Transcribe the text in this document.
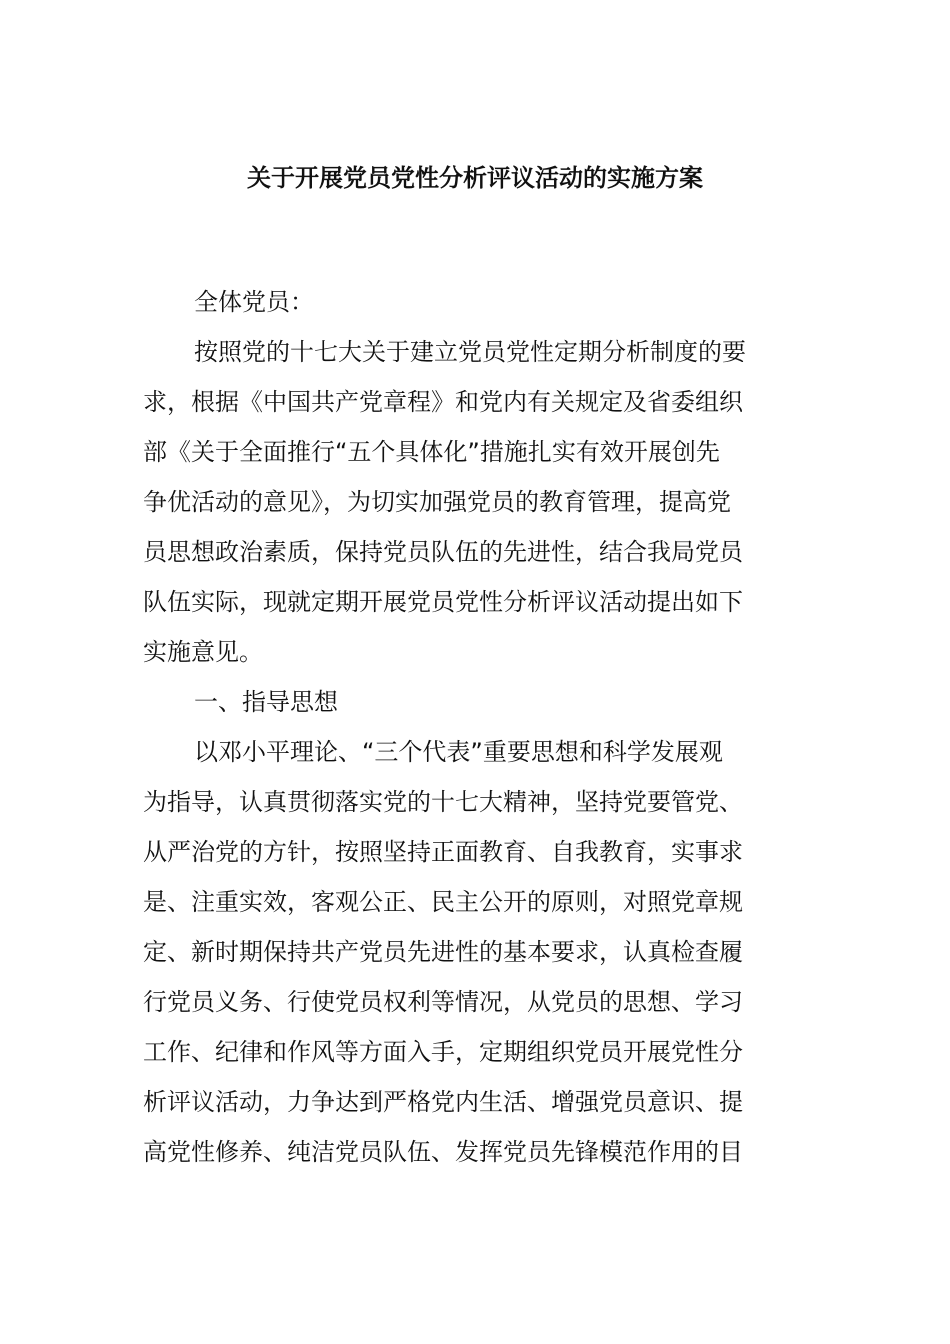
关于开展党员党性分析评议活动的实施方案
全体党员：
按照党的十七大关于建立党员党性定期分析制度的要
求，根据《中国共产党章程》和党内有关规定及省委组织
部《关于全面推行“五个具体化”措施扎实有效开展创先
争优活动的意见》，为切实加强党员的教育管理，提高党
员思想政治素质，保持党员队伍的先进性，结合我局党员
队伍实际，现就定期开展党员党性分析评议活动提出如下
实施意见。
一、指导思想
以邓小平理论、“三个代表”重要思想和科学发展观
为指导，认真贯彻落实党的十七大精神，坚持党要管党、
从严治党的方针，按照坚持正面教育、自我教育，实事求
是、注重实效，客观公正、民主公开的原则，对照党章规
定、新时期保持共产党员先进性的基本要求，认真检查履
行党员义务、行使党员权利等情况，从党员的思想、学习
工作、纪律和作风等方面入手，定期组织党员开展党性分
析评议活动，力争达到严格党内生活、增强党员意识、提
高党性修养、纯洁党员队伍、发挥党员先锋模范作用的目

_ _ _ _

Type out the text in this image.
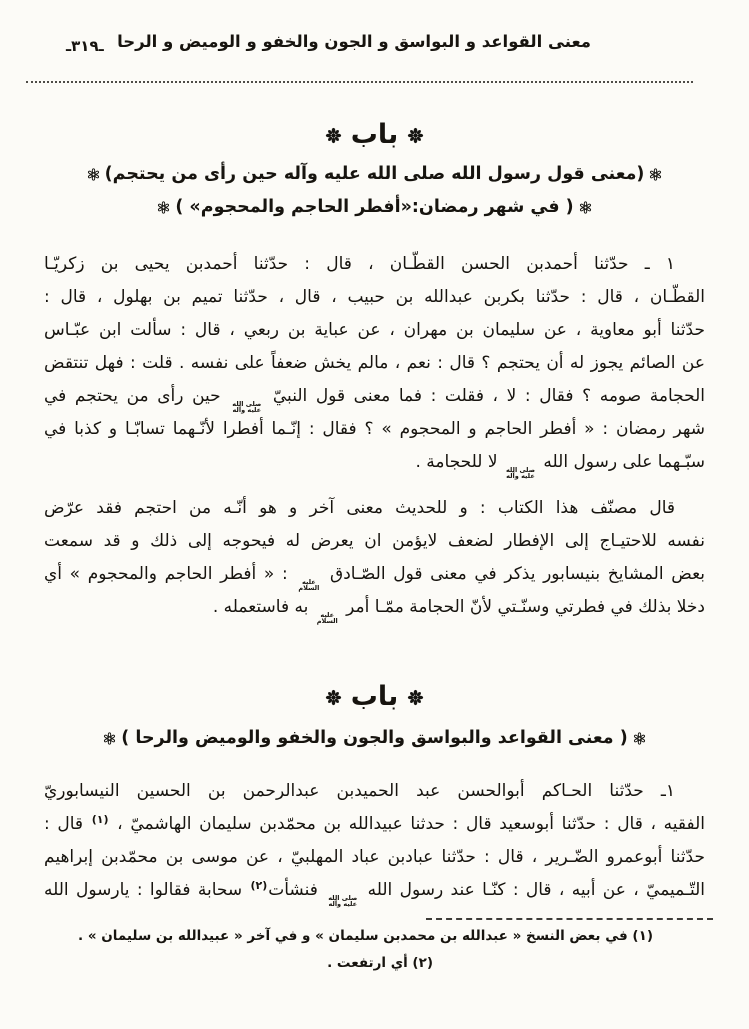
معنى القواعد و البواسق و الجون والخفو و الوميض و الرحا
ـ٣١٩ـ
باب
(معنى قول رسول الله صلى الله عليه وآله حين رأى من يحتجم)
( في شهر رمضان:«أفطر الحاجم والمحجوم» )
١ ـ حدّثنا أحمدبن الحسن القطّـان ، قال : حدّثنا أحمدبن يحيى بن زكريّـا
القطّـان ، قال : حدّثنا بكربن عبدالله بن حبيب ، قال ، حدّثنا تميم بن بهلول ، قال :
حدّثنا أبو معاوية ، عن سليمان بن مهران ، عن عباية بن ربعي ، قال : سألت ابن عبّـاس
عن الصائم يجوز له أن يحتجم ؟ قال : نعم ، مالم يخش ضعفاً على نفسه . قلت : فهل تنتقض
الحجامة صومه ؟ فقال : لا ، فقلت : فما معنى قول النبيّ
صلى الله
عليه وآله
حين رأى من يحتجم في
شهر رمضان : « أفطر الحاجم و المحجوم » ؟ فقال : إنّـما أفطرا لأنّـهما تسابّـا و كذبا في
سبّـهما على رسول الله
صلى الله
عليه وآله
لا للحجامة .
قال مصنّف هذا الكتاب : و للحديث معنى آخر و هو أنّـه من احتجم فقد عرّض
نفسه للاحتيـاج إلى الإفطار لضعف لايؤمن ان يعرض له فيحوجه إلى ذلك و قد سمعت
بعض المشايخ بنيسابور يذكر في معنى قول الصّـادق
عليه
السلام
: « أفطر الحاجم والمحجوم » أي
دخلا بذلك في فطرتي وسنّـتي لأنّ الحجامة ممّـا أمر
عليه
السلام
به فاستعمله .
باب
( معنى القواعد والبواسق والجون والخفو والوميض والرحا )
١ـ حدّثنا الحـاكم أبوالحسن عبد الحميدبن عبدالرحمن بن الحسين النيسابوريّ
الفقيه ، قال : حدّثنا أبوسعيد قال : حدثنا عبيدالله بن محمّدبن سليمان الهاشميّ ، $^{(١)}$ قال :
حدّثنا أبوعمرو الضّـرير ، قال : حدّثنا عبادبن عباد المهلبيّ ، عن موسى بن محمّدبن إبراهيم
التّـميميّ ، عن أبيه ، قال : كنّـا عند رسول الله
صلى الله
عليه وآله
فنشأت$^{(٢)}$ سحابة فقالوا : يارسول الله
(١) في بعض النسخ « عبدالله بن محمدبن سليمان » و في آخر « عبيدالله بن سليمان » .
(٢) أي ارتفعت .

_ _ _ _

JOB
What is the number of lines in this material that hold the string "الحاجم"? Answer with that number only.

FULL SOLUTION
3